Lista de tarefas:
**A.** Responda a estas perguntas com base no texto sobre o jardim de infância:
(i) Em que período D. Francisco de Paula e Silva foi bispo do Maranhão?
(ii) Que nome o jardim tinha antes?
(iii) Que altura tinham as muretas em volta do prédio naquela época?
**B.** Reescreva o trecho do texto sobre o jardim de infância, tudo desde "Pois foi nesse" até "belga Ovide Decroly.", trocando "educador" por "pedagogo".

Texto de leitura:

□ □ □ □

Pois foi nesse lugar de morte nos tempos antigos, mas, ironicamente, de alegria no nome teimosamente mantido pelo povo durante mais de um século e meio, que me deparei pela primeira vez, angustiadamente, como outras vezes mais tarde, com a vida fora do mundo familiar de classe média da São Luís do começo dos anos cinqüenta. Eu ia aprender a ler e, simultaneamente, descobrir a luta pela própria sobrevivência longe da proteção dos pais. Na praça funcionava, como ainda funciona, o Jardim de Infância D. Francisco, assim chamado em homenagem a D. Francisco de Paula e Silva, bispo do Maranhão entre 1907 e 1918 e autor dos Apontamentos para a história eclesiástica do Maranhão. Anteriormente, conforme me informam Fernando Silva e Eduardo Lago, pessoas de uma geração mais antiga do que a minha, o jardim se chamara Decroly. Descobri que era por causa do educador belga Ovide Decroly.
Nessa época, o prédio, em plano um pouco acima do da rua, era todo aberto, tendo apenas muretas de meio metro em todo seu perímetro, sem as grades do piso ao teto de agora, que funcionam como muros, na vã tentativa de defender as crianças e seus professores contra a violência onipresente nas cidades brasileiras.

□ □ □ □

Dados de origem:
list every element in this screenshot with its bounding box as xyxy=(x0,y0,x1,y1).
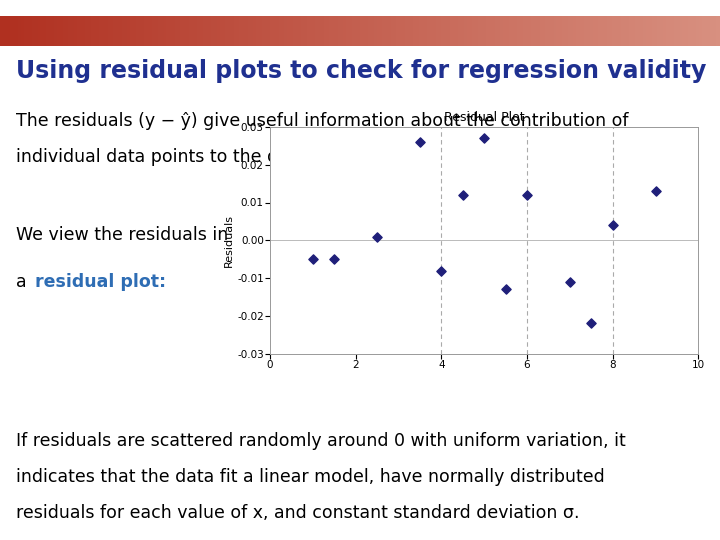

□ □ □ □

Respostas das tarefas:
**A.**
(i) Entre 1907 e 1918.
(ii) Decroly.
(iii) Meio metro.

**B.**
Pois foi nesse lugar de morte nos tempos antigos, mas, ironicamente, de alegria no nome teimosamente mantido pelo povo durante mais de um século e meio, que me deparei pela primeira vez, angustiadamente, como outras vezes mais tarde, com a vida fora do mundo familiar de classe média da São Luís do começo dos anos cinqüenta. Eu ia aprender a ler e, simultaneamente, descobrir a luta pela própria sobrevivência longe da proteção dos pais. Na praça funcionava, como ainda funciona, o Jardim de Infância D. Francisco, assim chamado em homenagem a D. Francisco de Paula e Silva, bispo do Maranhão entre 1907 e 1918 e autor dos Apontamentos para a história eclesiástica do Maranhão. Anteriormente, conforme me informam Fernando Silva e Eduardo Lago, pessoas de uma geração mais antiga do que a minha, o jardim se chamara Decroly. Descobri que era por causa do pedagogo belga Ovide Decroly.